Tally up the lines carrying the string "Cipher" and respond with only the resulting number.

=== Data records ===
(begin)

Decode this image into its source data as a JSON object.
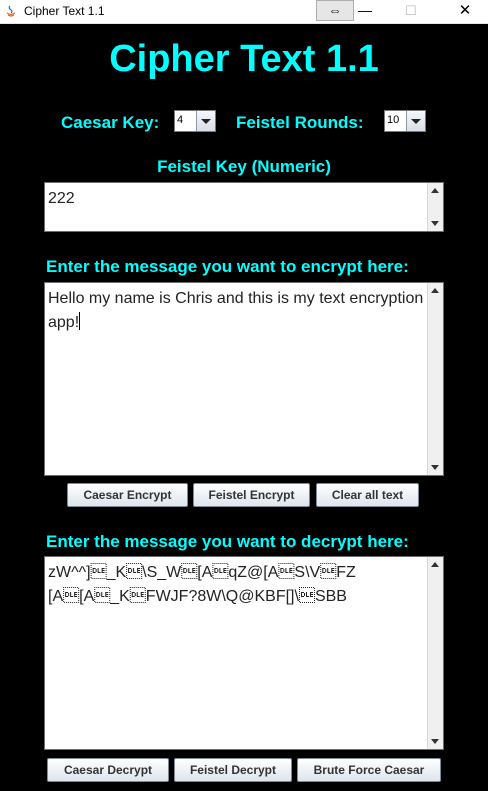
{
  "window": {
    "title": "Cipher Text 1.1",
    "restore_glyph": "⇔",
    "min_glyph": "—",
    "max_glyph": "☐",
    "close_glyph": "✕"
  },
  "header": {
    "title": "Cipher Text 1.1"
  },
  "controls": {
    "caesar_key_label": "Caesar Key:",
    "caesar_key_value": "4",
    "feistel_rounds_label": "Feistel Rounds:",
    "feistel_rounds_value": "10",
    "feistel_key_label": "Feistel Key (Numeric)",
    "feistel_key_value": "222"
  },
  "encrypt": {
    "label": "Enter the message you want to encrypt here:",
    "text": "Hello my name is Chris and this is my text encryption app!",
    "buttons": [
      "Caesar Encrypt",
      "Feistel Encrypt",
      "Clear all text"
    ]
  },
  "decrypt": {
    "label": "Enter the message you want to decrypt here:",
    "text": "zW^^]\u0010_K\u0010\\S_W\u0010[A\u0010qZ@[A\u0010S\\V\u0010FZ[A\u0010[A\u0010_K\u0010FWJF?8W\\Q@KBF[]\\\u0010SBB",
    "buttons": [
      "Caesar Decrypt",
      "Feistel Decrypt",
      "Brute Force Caesar"
    ]
  },
  "colors": {
    "background": "#000000",
    "accent": "#00ffff"
  }
}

(end)

=== COMPLETE ANSWER ===
2